:: Instructions for the task ::
Check each line of the listing below for the string "text", and give only how many lines hold it.

:: Provided information ::
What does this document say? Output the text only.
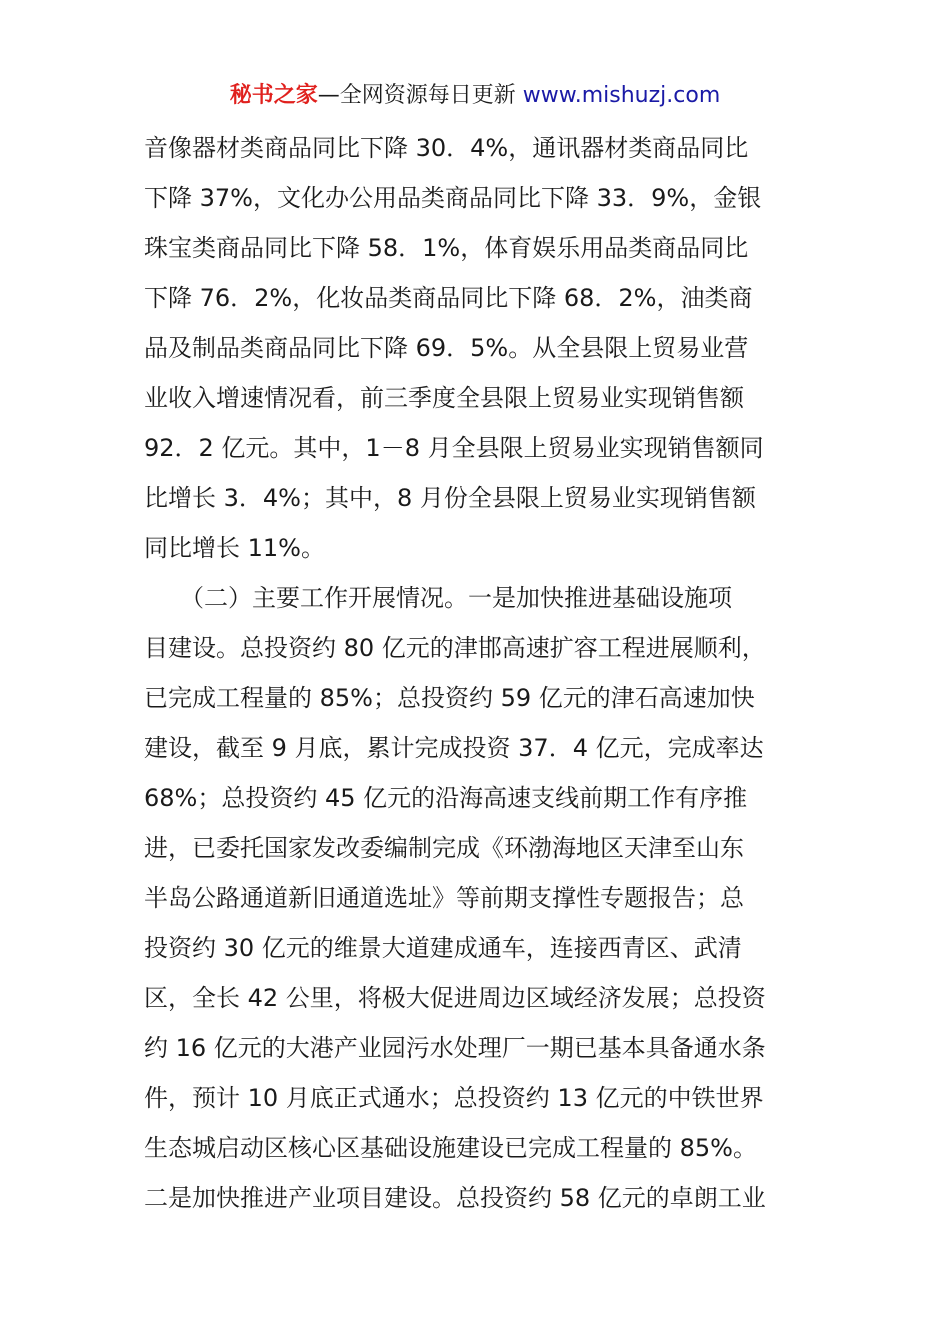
秘书之家—全网资源每日更新 www.mishuzj.com
音像器材类商品同比下降 30．4%，通讯器材类商品同比
下降 37%，文化办公用品类商品同比下降 33．9%，金银
珠宝类商品同比下降 58．1%，体育娱乐用品类商品同比
下降 76．2%，化妆品类商品同比下降 68．2%，油类商
品及制品类商品同比下降 69．5%。从全县限上贸易业营
业收入增速情况看，前三季度全县限上贸易业实现销售额
92．2 亿元。其中，1－8 月全县限上贸易业实现销售额同
比增长 3．4%；其中，8 月份全县限上贸易业实现销售额
同比增长 11%。
　　（二）主要工作开展情况。一是加快推进基础设施项
目建设。总投资约 80 亿元的津邯高速扩容工程进展顺利，
已完成工程量的 85%；总投资约 59 亿元的津石高速加快
建设，截至 9 月底，累计完成投资 37．4 亿元，完成率达
68%；总投资约 45 亿元的沿海高速支线前期工作有序推
进，已委托国家发改委编制完成《环渤海地区天津至山东
半岛公路通道新旧通道选址》等前期支撑性专题报告；总
投资约 30 亿元的维景大道建成通车，连接西青区、武清
区，全长 42 公里，将极大促进周边区域经济发展；总投资
约 16 亿元的大港产业园污水处理厂一期已基本具备通水条
件，预计 10 月底正式通水；总投资约 13 亿元的中铁世界
生态城启动区核心区基础设施建设已完成工程量的 85%。
二是加快推进产业项目建设。总投资约 58 亿元的卓朗工业
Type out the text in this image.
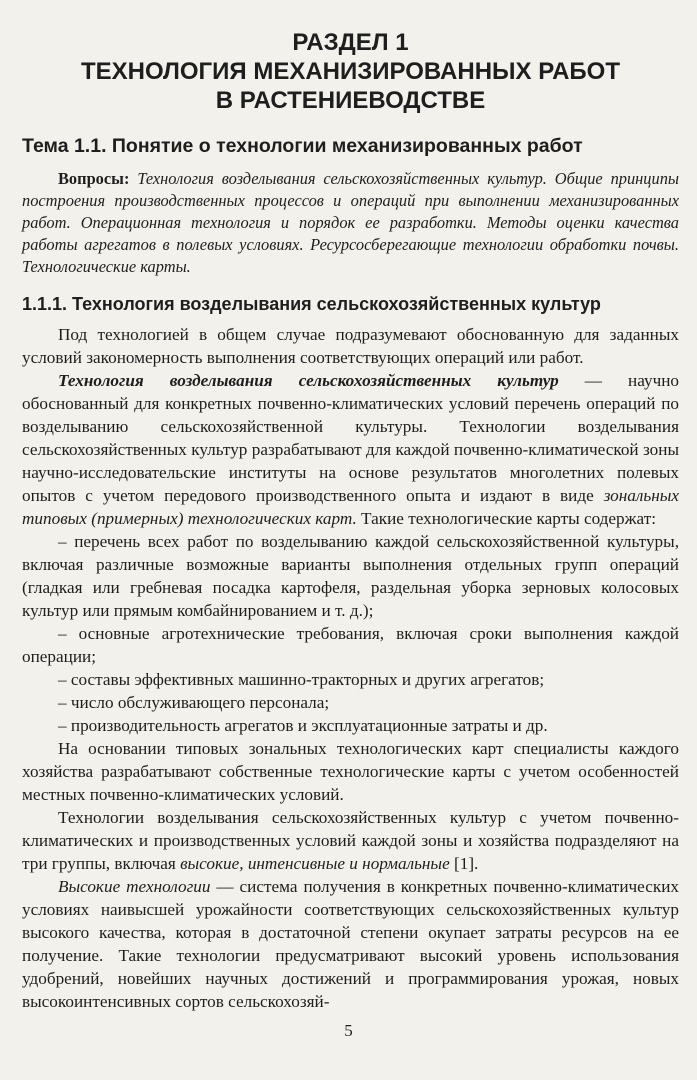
РАЗДЕЛ 1
ТЕХНОЛОГИЯ МЕХАНИЗИРОВАННЫХ РАБОТ
В РАСТЕНИЕВОДСТВЕ
Тема 1.1. Понятие о технологии механизированных работ

Вопросы: Технология возделывания сельскохозяйственных культур. Общие принципы построения производственных процессов и операций при выполнении механизированных работ. Операционная технология и порядок ее разработки. Методы оценки качества работы агрегатов в полевых условиях. Ресурсосберегающие технологии обработки почвы. Технологические карты.

1.1.1. Технология возделывания сельскохозяйственных культур

Под технологией в общем случае подразумевают обоснованную для заданных условий закономерность выполнения соответствующих операций или работ.

Технология возделывания сельскохозяйственных культур — научно обоснованный для конкретных почвенно-климатических условий перечень операций по возделыванию сельскохозяйственной культуры. Технологии возделывания сельскохозяйственных культур разрабатывают для каждой почвенно-климатической зоны научно-исследовательские институты на основе результатов многолетних полевых опытов с учетом передового производственного опыта и издают в виде зональных типовых (примерных) технологических карт. Такие технологические карты содержат:

– перечень всех работ по возделыванию каждой сельскохозяйственной культуры, включая различные возможные варианты выполнения отдельных групп операций (гладкая или гребневая посадка картофеля, раздельная уборка зерновых колосовых культур или прямым комбайнированием и т. д.);

– основные агротехнические требования, включая сроки выполнения каждой операции;

– составы эффективных машинно-тракторных и других агрегатов;

– число обслуживающего персонала;

– производительность агрегатов и эксплуатационные затраты и др.

На основании типовых зональных технологических карт специалисты каждого хозяйства разрабатывают собственные технологические карты с учетом особенностей местных почвенно-климатических условий.

Технологии возделывания сельскохозяйственных культур с учетом почвенно-климатических и производственных условий каждой зоны и хозяйства подразделяют на три группы, включая высокие, интенсивные и нормальные [1].

Высокие технологии — система получения в конкретных почвенно-климатических условиях наивысшей урожайности соответствующих сельскохозяйственных культур высокого качества, которая в достаточной степени окупает затраты ресурсов на ее получение. Такие технологии предусматривают высокий уровень использования удобрений, новейших научных достижений и программирования урожая, новых высокоинтенсивных сортов сельскохозяй-

5
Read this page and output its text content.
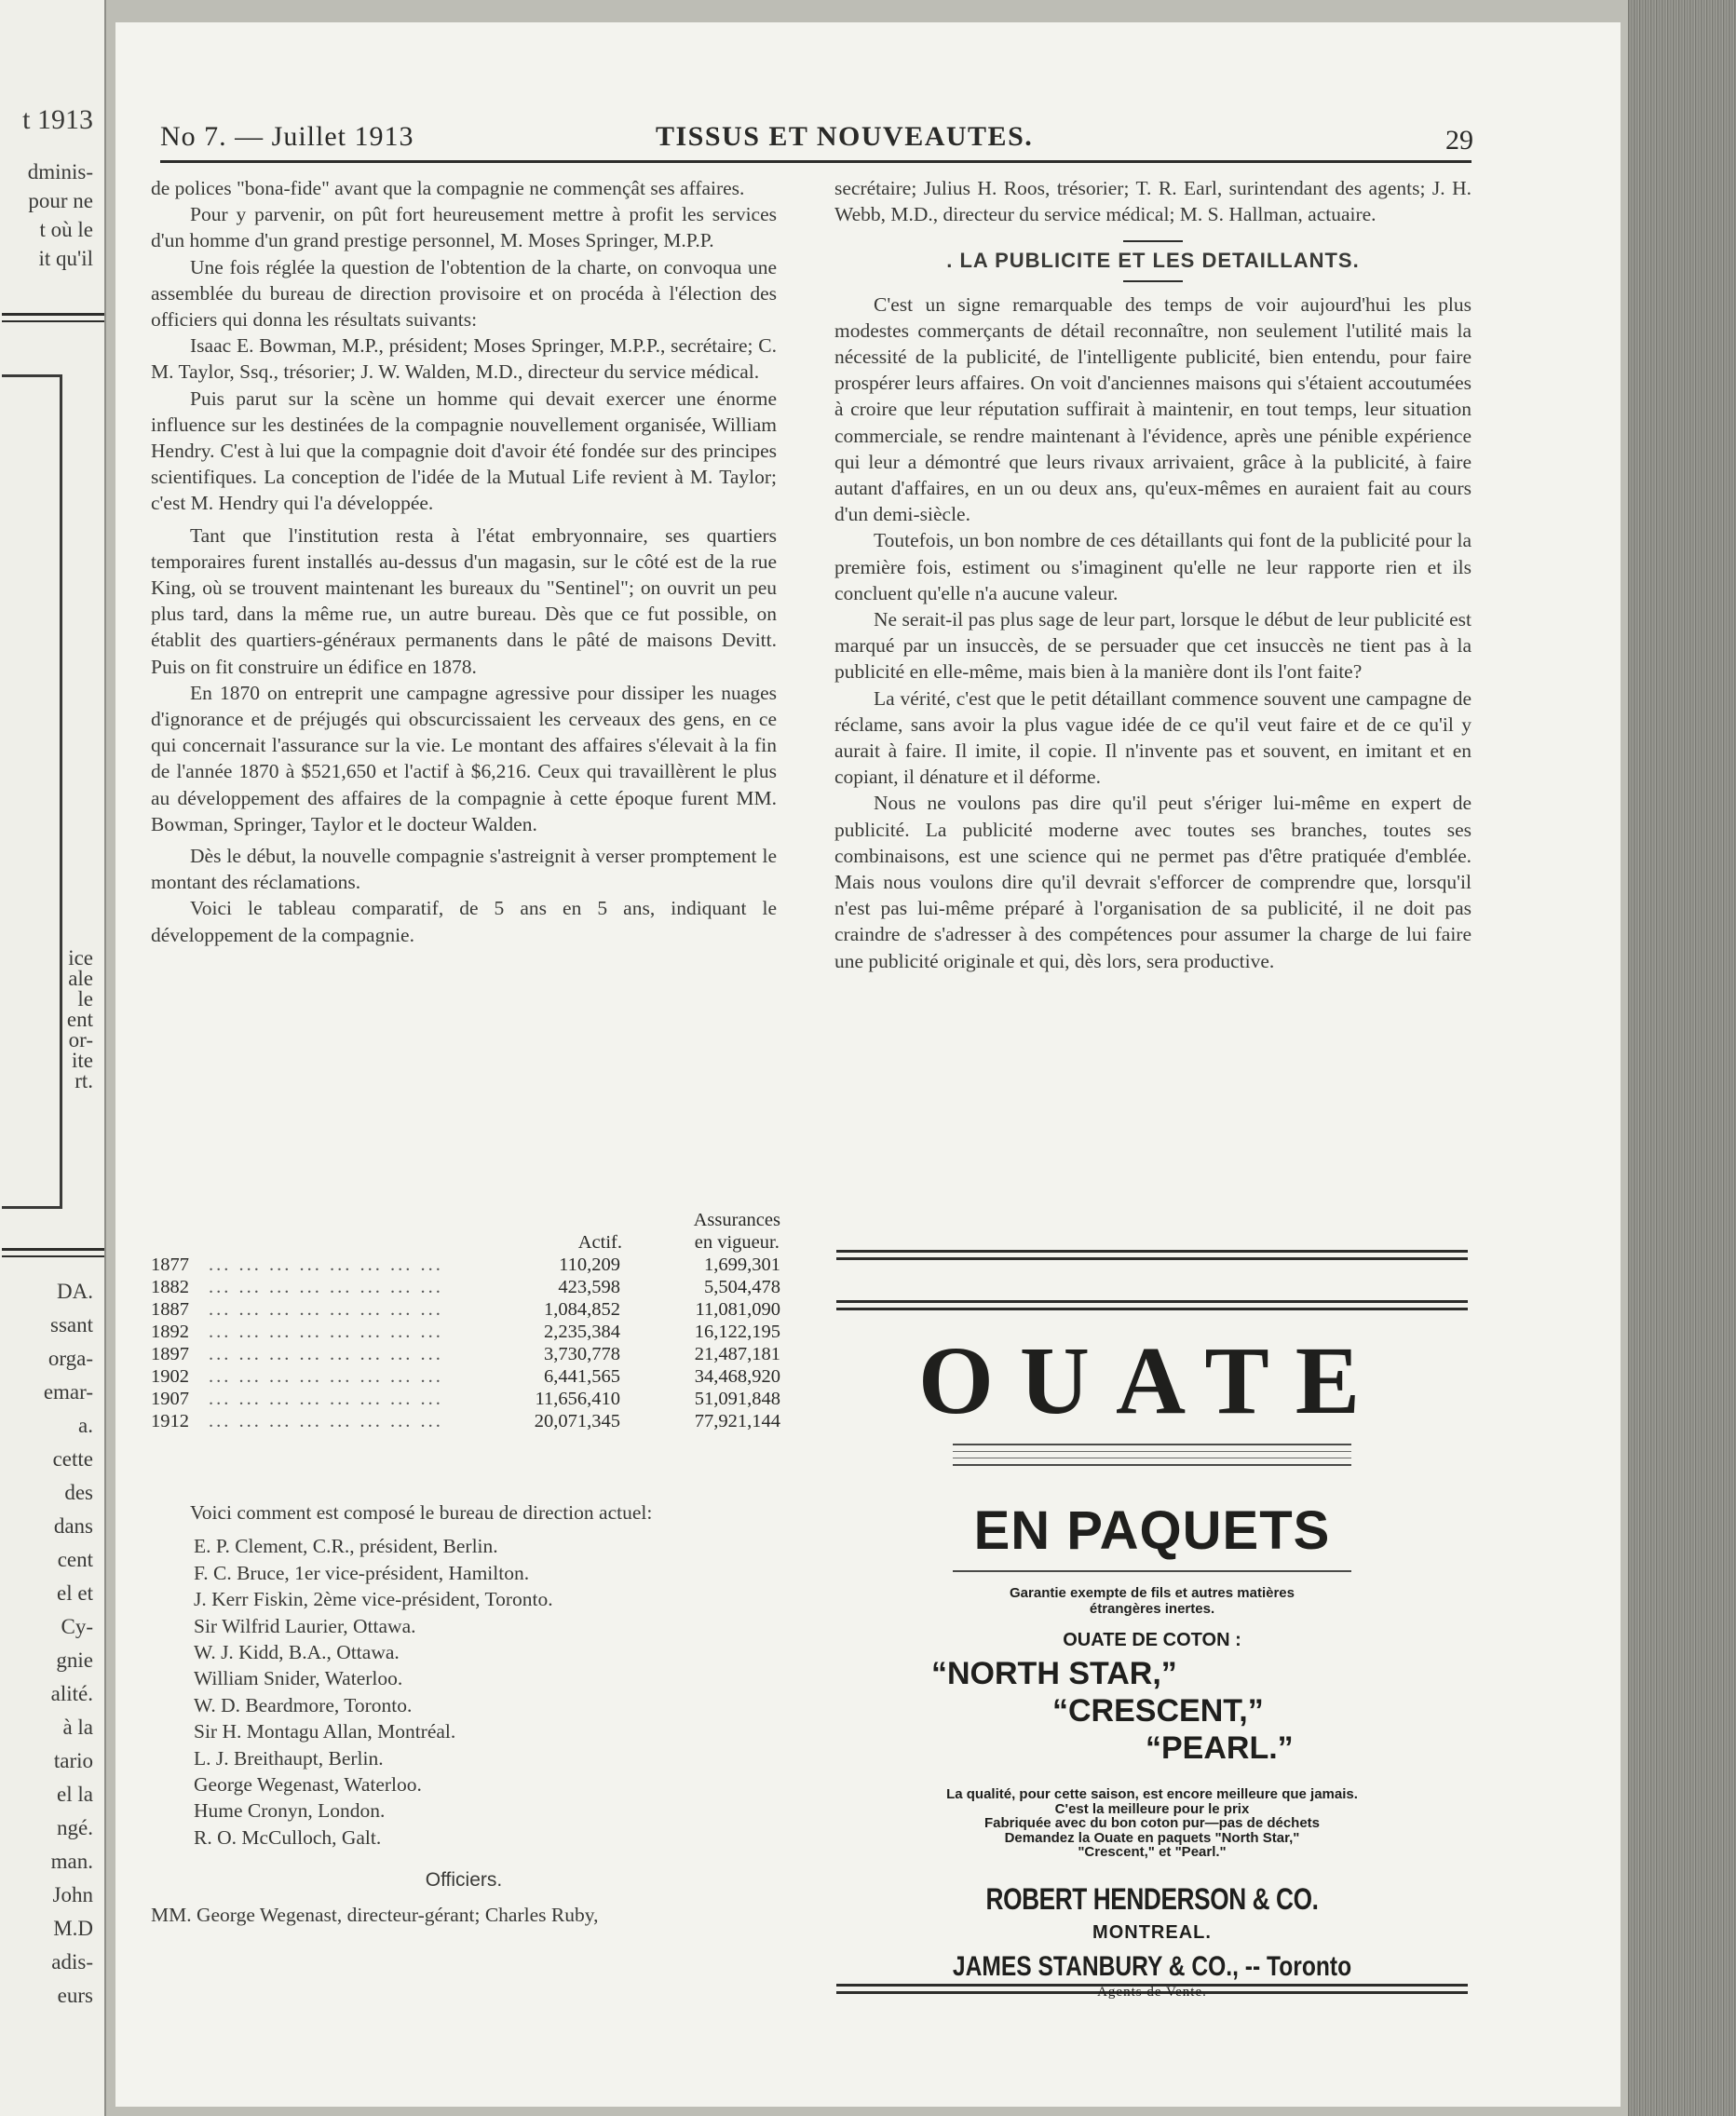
t 1913
dminis-
pour ne
t où le
it qu'il
ice
ale
le
ent
or-
ite
rt.
DA.
ssant
orga-
emar-
a.
cette
des
dans
cent
el et
Cy-
gnie
alité.
à la
tario
el la
ngé.
man.
John
M.D
adis-
eurs
No 7. — Juillet 1913	TISSUS ET NOUVEAUTES.	29

de polices "bona-fide" avant que la compagnie ne commençât ses affaires.

Pour y parvenir, on pût fort heureusement mettre à profit les services d'un homme d'un grand prestige personnel, M. Moses Springer, M.P.P.

Une fois réglée la question de l'obtention de la charte, on convoqua une assemblée du bureau de direction provisoire et on procéda à l'élection des officiers qui donna les résultats suivants:

Isaac E. Bowman, M.P., président; Moses Springer, M.P.P., secrétaire; C. M. Taylor, Ssq., trésorier; J. W. Walden, M.D., directeur du service médical.

Puis parut sur la scène un homme qui devait exercer une énorme influence sur les destinées de la compagnie nouvellement organisée, William Hendry. C'est à lui que la compagnie doit d'avoir été fondée sur des principes scientifiques. La conception de l'idée de la Mutual Life revient à M. Taylor; c'est M. Hendry qui l'a développée.

Tant que l'institution resta à l'état embryonnaire, ses quartiers temporaires furent installés au-dessus d'un magasin, sur le côté est de la rue King, où se trouvent maintenant les bureaux du "Sentinel"; on ouvrit un peu plus tard, dans la même rue, un autre bureau. Dès que ce fut possible, on établit des quartiers-généraux permanents dans le pâté de maisons Devitt. Puis on fit construire un édifice en 1878.

En 1870 on entreprit une campagne agressive pour dissiper les nuages d'ignorance et de préjugés qui obscurcissaient les cerveaux des gens, en ce qui concernait l'assurance sur la vie. Le montant des affaires s'élevait à la fin de l'année 1870 à $521,650 et l'actif à $6,216. Ceux qui travaillèrent le plus au développement des affaires de la compagnie à cette époque furent MM. Bowman, Springer, Taylor et le docteur Walden.

Dès le début, la nouvelle compagnie s'astreignit à verser promptement le montant des réclamations.

Voici le tableau comparatif, de 5 ans en 5 ans, indiquant le développement de la compagnie.

Actif.
Assurances
en vigueur.
1877 ... ... ... ... ... ... ... ...	110,209	1,699,301
1882 ... ... ... ... ... ... ... ...	423,598	5,504,478
1887 ... ... ... ... ... ... ... ...	1,084,852	11,081,090
1892 ... ... ... ... ... ... ... ...	2,235,384	16,122,195
1897 ... ... ... ... ... ... ... ...	3,730,778	21,487,181
1902 ... ... ... ... ... ... ... ...	6,441,565	34,468,920
1907 ... ... ... ... ... ... ... ...	11,656,410	51,091,848
1912 ... ... ... ... ... ... ... ...	20,071,345	77,921,144

Voici comment est composé le bureau de direction actuel:

E. P. Clement, C.R., président, Berlin.
F. C. Bruce, 1er vice-président, Hamilton.
J. Kerr Fiskin, 2ème vice-président, Toronto.
Sir Wilfrid Laurier, Ottawa.
W. J. Kidd, B.A., Ottawa.
William Snider, Waterloo.
W. D. Beardmore, Toronto.
Sir H. Montagu Allan, Montréal.
L. J. Breithaupt, Berlin.
George Wegenast, Waterloo.
Hume Cronyn, London.
R. O. McCulloch, Galt.
Officiers.

MM. George Wegenast, directeur-gérant; Charles Ruby,

secrétaire; Julius H. Roos, trésorier; T. R. Earl, surintendant des agents; J. H. Webb, M.D., directeur du service médical; M. S. Hallman, actuaire.

. LA PUBLICITE ET LES DETAILLANTS.

C'est un signe remarquable des temps de voir aujourd'hui les plus modestes commerçants de détail reconnaître, non seulement l'utilité mais la nécessité de la publicité, de l'intelligente publicité, bien entendu, pour faire prospérer leurs affaires. On voit d'anciennes maisons qui s'étaient accoutumées à croire que leur réputation suffirait à maintenir, en tout temps, leur situation commerciale, se rendre maintenant à l'évidence, après une pénible expérience qui leur a démontré que leurs rivaux arrivaient, grâce à la publicité, à faire autant d'affaires, en un ou deux ans, qu'eux-mêmes en auraient fait au cours d'un demi-siècle.

Toutefois, un bon nombre de ces détaillants qui font de la publicité pour la première fois, estiment ou s'imaginent qu'elle ne leur rapporte rien et ils concluent qu'elle n'a aucune valeur.

Ne serait-il pas plus sage de leur part, lorsque le début de leur publicité est marqué par un insuccès, de se persuader que cet insuccès ne tient pas à la publicité en elle-même, mais bien à la manière dont ils l'ont faite?

La vérité, c'est que le petit détaillant commence souvent une campagne de réclame, sans avoir la plus vague idée de ce qu'il veut faire et de ce qu'il y aurait à faire. Il imite, il copie. Il n'invente pas et souvent, en imitant et en copiant, il dénature et il déforme.

Nous ne voulons pas dire qu'il peut s'ériger lui-même en expert de publicité. La publicité moderne avec toutes ses branches, toutes ses combinaisons, est une science qui ne permet pas d'être pratiquée d'emblée. Mais nous voulons dire qu'il devrait s'efforcer de comprendre que, lorsqu'il n'est pas lui-même préparé à l'organisation de sa publicité, il ne doit pas craindre de s'adresser à des compétences pour assumer la charge de lui faire une publicité originale et qui, dès lors, sera productive.

OUATE
EN PAQUETS
Garantie exempte de fils et autres matières
étrangères inertes.
OUATE DE COTON :
“NORTH STAR,”
“CRESCENT,”
“PEARL.”
La qualité, pour cette saison, est encore meilleure que jamais. C'est la meilleure pour le prix
Fabriquée avec du bon coton pur—pas de déchets
Demandez la Ouate en paquets "North Star,"
"Crescent," et "Pearl."
ROBERT HENDERSON & CO.
MONTREAL.
JAMES STANBURY & CO., -- Toronto
Agents de Vente.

:: Output ::
3